- **SHORT EXERCISE**
Narrow the data below down to the lines containing "სკოლა".

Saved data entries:
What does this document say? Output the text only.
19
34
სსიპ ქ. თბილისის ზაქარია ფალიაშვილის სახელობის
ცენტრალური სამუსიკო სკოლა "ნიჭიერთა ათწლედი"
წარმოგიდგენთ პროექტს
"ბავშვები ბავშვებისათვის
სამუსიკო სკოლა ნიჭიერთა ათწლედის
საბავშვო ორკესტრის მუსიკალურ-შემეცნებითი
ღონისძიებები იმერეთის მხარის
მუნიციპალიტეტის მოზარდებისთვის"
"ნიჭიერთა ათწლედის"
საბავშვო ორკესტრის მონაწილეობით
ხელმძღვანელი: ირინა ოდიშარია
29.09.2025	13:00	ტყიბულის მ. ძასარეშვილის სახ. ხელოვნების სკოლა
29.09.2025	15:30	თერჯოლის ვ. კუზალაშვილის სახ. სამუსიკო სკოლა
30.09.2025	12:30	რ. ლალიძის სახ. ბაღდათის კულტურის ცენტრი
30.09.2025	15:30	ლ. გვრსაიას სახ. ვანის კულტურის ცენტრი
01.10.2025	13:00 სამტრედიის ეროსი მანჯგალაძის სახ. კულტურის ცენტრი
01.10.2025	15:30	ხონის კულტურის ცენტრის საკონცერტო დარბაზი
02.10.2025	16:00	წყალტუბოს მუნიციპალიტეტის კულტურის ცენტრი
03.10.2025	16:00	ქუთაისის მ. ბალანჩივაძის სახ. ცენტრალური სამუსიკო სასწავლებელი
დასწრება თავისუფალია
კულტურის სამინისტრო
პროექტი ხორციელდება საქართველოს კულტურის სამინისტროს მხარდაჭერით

...

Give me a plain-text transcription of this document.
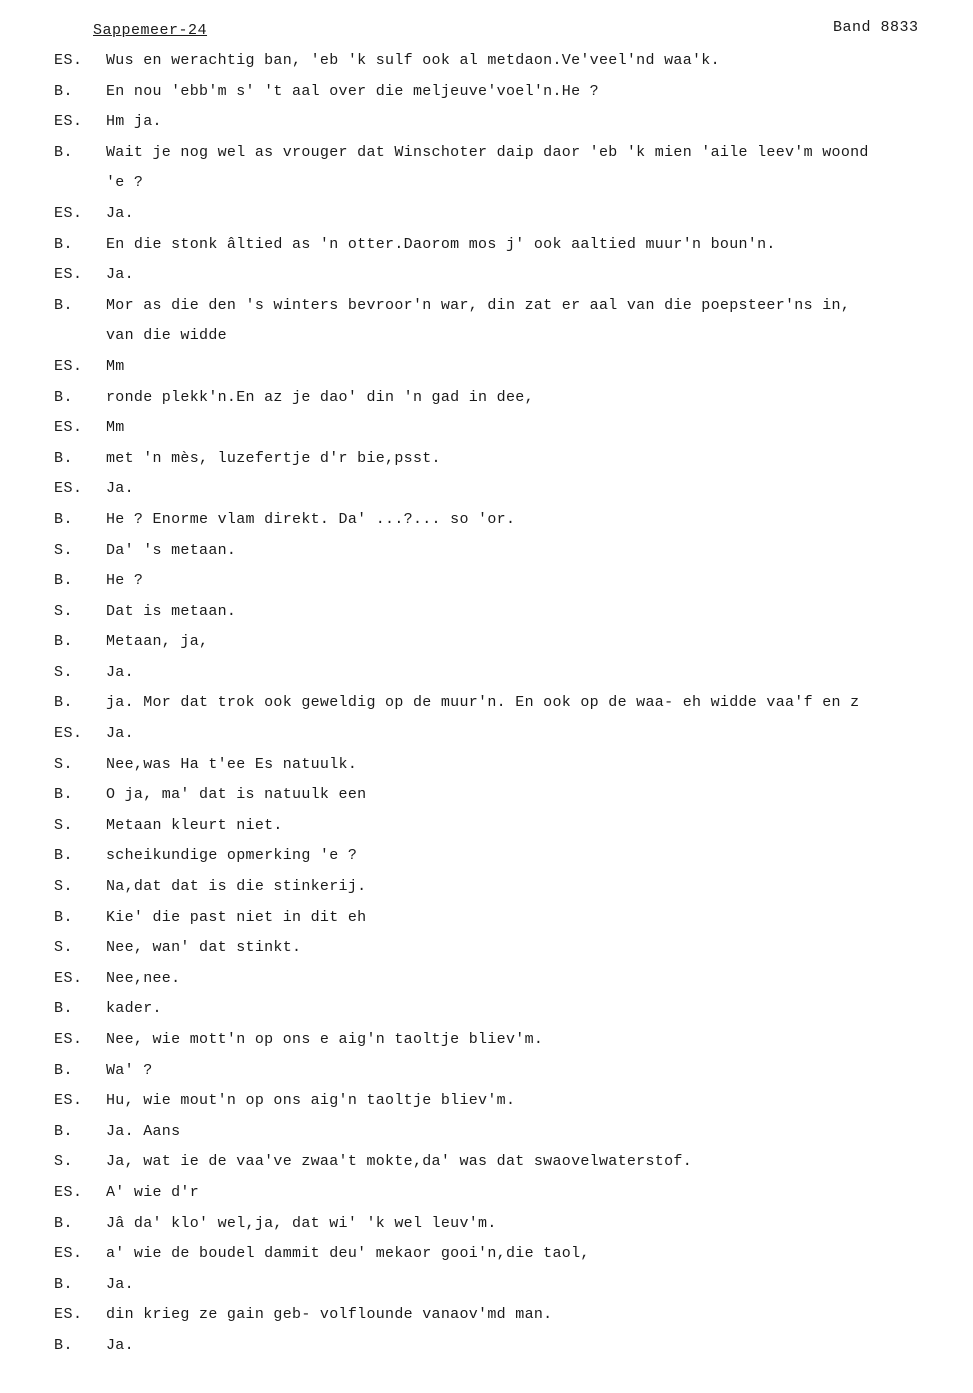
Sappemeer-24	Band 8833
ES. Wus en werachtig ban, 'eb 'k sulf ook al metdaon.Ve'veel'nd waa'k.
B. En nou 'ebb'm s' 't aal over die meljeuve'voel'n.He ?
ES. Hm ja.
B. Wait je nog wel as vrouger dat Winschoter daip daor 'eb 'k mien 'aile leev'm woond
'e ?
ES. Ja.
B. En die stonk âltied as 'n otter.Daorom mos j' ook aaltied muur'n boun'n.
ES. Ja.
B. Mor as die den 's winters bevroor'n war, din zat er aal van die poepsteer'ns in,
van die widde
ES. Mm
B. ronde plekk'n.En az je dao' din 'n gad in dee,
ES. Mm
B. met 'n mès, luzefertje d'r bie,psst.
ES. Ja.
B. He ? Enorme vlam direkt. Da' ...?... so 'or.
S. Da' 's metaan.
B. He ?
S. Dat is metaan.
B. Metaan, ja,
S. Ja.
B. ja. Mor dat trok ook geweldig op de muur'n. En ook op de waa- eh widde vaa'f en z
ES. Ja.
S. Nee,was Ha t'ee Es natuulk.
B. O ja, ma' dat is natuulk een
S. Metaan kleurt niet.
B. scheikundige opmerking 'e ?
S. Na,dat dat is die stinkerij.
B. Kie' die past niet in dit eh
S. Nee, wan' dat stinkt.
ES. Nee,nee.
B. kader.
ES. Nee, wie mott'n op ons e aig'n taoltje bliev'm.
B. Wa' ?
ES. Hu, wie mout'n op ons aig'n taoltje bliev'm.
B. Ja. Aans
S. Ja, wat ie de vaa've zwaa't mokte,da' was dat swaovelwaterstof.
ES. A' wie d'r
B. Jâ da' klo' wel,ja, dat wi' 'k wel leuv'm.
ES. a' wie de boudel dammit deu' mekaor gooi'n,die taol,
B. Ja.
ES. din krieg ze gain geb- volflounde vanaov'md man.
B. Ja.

- **TASK RESPONSE**
ცენტრალური სამუსიკო სკოლა "ნიჭიერთა ათწლედი"
სამუსიკო სკოლა ნიჭიერთა ათწლედის
29.09.2025	13:00	ტყიბულის მ. ძასარეშვილის სახ. ხელოვნების სკოლა
29.09.2025	15:30	თერჯოლის ვ. კუზალაშვილის სახ. სამუსიკო სკოლა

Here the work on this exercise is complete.